### Task to carry out
Go through the listing beneath this task and return every line that carries the string "Plains".

--- Extracted information ---

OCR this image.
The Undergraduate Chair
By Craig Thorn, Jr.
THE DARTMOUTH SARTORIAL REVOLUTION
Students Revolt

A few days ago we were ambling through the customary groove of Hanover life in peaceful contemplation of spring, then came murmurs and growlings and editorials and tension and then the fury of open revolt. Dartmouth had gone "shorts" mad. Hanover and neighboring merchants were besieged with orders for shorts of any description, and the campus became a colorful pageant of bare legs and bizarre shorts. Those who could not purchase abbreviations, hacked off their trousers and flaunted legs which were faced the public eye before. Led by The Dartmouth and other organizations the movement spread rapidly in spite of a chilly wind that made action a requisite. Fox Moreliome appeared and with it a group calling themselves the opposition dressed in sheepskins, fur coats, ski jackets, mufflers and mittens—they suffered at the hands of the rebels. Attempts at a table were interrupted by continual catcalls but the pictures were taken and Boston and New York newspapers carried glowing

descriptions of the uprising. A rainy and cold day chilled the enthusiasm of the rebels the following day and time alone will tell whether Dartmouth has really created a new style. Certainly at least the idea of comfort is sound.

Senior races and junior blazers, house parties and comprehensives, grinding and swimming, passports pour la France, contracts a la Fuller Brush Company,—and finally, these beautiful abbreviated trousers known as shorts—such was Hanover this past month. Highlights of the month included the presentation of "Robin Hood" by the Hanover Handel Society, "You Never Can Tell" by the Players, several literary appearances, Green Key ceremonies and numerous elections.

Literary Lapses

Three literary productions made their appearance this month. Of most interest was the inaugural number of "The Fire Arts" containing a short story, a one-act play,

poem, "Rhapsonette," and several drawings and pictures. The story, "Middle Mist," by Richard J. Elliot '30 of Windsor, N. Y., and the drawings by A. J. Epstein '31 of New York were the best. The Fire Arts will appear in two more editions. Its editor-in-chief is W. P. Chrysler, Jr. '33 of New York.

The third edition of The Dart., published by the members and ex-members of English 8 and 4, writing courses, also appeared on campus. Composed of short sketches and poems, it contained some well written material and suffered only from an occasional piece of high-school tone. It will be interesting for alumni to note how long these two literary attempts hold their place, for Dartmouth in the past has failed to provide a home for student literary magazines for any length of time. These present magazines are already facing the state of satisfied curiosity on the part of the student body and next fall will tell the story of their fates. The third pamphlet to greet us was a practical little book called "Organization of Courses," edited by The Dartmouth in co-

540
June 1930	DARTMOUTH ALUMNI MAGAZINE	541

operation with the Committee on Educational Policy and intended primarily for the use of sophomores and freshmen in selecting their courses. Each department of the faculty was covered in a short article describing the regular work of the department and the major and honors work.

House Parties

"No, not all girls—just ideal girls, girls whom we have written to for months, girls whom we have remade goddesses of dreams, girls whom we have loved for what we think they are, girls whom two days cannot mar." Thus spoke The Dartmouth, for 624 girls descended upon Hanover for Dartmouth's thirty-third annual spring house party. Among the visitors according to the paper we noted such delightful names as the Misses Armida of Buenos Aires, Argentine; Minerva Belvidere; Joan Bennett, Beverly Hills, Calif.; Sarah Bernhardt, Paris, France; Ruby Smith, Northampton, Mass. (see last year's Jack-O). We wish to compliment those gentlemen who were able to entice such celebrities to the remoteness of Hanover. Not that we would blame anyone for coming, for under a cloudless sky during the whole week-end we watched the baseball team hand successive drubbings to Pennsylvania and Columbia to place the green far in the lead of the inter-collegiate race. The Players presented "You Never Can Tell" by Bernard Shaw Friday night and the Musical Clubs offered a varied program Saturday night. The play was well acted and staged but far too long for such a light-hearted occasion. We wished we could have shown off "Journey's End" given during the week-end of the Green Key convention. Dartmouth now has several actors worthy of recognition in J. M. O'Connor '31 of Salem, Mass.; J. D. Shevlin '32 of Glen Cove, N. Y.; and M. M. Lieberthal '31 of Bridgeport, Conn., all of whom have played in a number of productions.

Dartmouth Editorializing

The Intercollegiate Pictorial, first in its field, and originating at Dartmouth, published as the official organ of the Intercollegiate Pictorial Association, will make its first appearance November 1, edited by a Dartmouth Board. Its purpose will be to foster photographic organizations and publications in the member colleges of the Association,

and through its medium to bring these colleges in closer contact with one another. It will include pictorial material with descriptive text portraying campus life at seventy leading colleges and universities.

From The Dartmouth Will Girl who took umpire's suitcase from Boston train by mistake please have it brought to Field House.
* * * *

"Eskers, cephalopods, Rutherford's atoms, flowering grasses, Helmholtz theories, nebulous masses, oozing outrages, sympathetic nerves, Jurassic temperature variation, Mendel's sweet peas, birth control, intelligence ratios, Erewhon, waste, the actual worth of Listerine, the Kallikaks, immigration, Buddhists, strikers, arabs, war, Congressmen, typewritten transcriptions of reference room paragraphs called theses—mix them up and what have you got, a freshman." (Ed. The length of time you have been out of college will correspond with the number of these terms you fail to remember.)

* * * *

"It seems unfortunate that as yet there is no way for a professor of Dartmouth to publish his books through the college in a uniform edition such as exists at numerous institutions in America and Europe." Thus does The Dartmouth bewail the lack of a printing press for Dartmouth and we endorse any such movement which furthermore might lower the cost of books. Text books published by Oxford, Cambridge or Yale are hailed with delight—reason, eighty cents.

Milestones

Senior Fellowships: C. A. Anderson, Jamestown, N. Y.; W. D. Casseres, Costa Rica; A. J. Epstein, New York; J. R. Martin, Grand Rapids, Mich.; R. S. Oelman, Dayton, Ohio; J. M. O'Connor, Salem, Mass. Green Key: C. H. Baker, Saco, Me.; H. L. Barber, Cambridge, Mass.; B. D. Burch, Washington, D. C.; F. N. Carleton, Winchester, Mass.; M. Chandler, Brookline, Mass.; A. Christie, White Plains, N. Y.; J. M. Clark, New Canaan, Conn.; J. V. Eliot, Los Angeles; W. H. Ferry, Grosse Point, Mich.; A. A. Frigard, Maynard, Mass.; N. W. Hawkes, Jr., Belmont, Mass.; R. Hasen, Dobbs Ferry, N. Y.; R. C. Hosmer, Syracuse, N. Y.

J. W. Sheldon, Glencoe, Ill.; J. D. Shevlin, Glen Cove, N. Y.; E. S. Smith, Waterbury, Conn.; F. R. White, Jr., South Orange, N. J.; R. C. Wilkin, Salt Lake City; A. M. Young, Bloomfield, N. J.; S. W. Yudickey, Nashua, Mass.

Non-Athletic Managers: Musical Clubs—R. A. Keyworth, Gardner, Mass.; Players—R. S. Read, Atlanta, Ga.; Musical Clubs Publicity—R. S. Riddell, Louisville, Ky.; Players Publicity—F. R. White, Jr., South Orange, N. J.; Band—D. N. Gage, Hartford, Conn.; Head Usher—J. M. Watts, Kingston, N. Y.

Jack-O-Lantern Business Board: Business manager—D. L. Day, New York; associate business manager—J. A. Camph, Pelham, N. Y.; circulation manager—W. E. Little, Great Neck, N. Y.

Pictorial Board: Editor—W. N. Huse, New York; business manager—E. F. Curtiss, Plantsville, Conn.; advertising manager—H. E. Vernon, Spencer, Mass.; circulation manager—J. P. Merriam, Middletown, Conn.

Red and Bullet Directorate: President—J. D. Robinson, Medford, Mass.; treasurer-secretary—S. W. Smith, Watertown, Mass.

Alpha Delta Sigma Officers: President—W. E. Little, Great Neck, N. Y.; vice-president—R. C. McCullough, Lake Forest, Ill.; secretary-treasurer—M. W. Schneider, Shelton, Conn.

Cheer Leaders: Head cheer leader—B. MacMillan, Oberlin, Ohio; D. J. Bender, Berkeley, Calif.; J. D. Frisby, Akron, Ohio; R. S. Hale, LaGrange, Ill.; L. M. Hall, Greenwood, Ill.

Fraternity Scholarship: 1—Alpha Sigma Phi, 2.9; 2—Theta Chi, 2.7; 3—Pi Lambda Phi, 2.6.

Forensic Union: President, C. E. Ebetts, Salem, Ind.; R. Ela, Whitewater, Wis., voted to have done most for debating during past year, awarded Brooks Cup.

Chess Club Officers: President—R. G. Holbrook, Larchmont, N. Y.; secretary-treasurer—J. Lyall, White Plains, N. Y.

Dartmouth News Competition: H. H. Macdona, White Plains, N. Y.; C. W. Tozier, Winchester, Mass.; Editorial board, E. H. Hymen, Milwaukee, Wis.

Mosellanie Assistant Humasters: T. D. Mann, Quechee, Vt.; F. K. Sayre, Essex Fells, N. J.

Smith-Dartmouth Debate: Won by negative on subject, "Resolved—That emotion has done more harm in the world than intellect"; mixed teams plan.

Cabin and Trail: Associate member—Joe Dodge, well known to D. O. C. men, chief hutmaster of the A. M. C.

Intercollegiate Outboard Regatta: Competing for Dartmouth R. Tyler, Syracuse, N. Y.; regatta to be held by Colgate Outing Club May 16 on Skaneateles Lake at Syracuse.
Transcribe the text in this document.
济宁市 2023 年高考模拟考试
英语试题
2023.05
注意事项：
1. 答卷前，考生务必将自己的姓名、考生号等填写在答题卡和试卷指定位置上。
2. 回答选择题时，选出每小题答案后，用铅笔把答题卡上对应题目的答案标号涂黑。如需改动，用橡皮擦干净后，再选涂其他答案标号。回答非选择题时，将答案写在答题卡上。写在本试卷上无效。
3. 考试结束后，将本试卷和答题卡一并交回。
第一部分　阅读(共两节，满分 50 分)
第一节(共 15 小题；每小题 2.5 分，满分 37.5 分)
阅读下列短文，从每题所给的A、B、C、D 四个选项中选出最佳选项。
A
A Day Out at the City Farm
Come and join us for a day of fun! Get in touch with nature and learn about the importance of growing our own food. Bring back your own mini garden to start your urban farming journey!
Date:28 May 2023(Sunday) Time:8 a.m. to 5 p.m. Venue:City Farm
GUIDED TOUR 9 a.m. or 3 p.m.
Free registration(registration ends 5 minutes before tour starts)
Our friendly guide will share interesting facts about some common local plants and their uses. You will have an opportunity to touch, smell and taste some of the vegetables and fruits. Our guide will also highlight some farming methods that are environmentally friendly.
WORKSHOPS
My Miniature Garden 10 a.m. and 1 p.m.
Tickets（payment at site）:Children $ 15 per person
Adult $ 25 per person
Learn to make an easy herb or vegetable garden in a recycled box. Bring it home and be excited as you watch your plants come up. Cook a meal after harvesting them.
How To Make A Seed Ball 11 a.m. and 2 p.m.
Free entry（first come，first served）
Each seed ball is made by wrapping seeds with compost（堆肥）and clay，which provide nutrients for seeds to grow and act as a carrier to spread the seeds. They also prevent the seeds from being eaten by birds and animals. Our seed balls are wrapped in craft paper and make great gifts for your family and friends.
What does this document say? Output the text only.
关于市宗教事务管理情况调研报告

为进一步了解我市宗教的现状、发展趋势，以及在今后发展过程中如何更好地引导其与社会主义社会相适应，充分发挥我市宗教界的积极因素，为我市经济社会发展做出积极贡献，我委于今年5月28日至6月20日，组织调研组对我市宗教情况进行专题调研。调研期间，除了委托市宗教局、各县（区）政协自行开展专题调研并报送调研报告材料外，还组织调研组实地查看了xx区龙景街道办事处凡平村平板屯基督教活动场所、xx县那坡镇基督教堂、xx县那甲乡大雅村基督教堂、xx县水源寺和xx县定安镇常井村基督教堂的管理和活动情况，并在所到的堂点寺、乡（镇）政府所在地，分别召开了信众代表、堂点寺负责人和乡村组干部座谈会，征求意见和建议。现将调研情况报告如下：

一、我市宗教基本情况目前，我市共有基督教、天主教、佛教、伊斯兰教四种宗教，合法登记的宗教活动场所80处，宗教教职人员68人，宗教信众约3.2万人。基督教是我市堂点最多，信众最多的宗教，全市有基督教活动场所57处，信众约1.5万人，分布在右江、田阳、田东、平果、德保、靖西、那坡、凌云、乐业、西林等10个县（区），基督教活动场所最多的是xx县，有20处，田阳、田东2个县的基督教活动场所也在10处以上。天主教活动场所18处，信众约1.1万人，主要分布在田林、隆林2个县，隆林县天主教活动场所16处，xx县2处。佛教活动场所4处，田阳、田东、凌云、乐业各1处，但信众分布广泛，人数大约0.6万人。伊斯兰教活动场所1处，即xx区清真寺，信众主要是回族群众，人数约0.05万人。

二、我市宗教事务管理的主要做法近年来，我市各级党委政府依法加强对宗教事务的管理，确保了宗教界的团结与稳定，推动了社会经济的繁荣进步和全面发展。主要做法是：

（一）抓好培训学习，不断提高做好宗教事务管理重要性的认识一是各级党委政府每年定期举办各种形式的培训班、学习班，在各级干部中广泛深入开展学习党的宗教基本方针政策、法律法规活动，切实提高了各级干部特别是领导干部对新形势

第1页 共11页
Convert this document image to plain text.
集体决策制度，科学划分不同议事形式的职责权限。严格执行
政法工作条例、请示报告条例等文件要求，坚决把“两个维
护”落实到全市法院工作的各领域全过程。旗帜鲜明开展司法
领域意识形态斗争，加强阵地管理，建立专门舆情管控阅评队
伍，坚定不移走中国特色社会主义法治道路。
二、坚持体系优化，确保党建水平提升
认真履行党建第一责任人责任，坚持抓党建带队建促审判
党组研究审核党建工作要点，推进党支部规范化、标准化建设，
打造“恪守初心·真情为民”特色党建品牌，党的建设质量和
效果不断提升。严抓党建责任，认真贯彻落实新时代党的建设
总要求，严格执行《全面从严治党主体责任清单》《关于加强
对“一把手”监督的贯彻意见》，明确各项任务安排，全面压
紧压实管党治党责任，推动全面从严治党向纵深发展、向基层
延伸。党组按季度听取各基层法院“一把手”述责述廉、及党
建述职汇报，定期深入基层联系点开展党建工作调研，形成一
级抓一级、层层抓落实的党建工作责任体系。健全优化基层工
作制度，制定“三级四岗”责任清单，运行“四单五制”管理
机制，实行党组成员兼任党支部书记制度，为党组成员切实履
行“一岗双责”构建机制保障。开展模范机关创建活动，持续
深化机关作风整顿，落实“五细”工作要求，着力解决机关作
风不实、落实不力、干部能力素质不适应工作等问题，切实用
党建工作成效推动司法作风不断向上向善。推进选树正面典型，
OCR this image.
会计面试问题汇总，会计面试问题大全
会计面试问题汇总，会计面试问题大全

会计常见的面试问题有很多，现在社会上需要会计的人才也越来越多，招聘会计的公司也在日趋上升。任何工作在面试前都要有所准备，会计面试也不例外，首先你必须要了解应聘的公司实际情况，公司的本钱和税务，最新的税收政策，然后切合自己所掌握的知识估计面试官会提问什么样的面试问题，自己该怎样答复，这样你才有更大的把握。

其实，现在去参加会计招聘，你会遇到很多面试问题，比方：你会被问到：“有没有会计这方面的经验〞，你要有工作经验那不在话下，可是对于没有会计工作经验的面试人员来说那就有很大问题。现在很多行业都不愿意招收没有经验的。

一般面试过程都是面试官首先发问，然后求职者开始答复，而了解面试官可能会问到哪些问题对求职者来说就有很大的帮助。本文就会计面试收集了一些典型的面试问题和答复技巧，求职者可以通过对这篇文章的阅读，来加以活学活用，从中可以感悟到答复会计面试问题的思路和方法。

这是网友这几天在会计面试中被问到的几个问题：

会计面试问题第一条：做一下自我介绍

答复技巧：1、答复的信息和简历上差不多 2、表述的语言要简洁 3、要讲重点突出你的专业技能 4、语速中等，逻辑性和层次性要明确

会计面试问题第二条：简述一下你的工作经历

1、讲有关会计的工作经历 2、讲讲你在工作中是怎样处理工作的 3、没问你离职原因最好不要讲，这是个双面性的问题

---

### Written solution
Senior Fellowships: C. A. Anderson, Jamestown, N. Y.; W. D. Casseres, Costa Rica; A. J. Epstein, New York; J. R. Martin, Grand Rapids, Mich.; R. S. Oelman, Dayton, Ohio; J. M. O'Connor, Salem, Mass. Green Key: C. H. Baker, Saco, Me.; H. L. Barber, Cambridge, Mass.; B. D. Burch, Washington, D. C.; F. N. Carleton, Winchester, Mass.; M. Chandler, Brookline, Mass.; A. Christie, White Plains, N. Y.; J. M. Clark, New Canaan, Conn.; J. V. Eliot, Los Angeles; W. H. Ferry, Grosse Point, Mich.; A. A. Frigard, Maynard, Mass.; N. W. Hawkes, Jr., Belmont, Mass.; R. Hasen, Dobbs Ferry, N. Y.; R. C. Hosmer, Syracuse, N. Y.
Chess Club Officers: President—R. G. Holbrook, Larchmont, N. Y.; secretary-treasurer—J. Lyall, White Plains, N. Y.
Dartmouth News Competition: H. H. Macdona, White Plains, N. Y.; C. W. Tozier, Winchester, Mass.; Editorial board, E. H. Hymen, Milwaukee, Wis.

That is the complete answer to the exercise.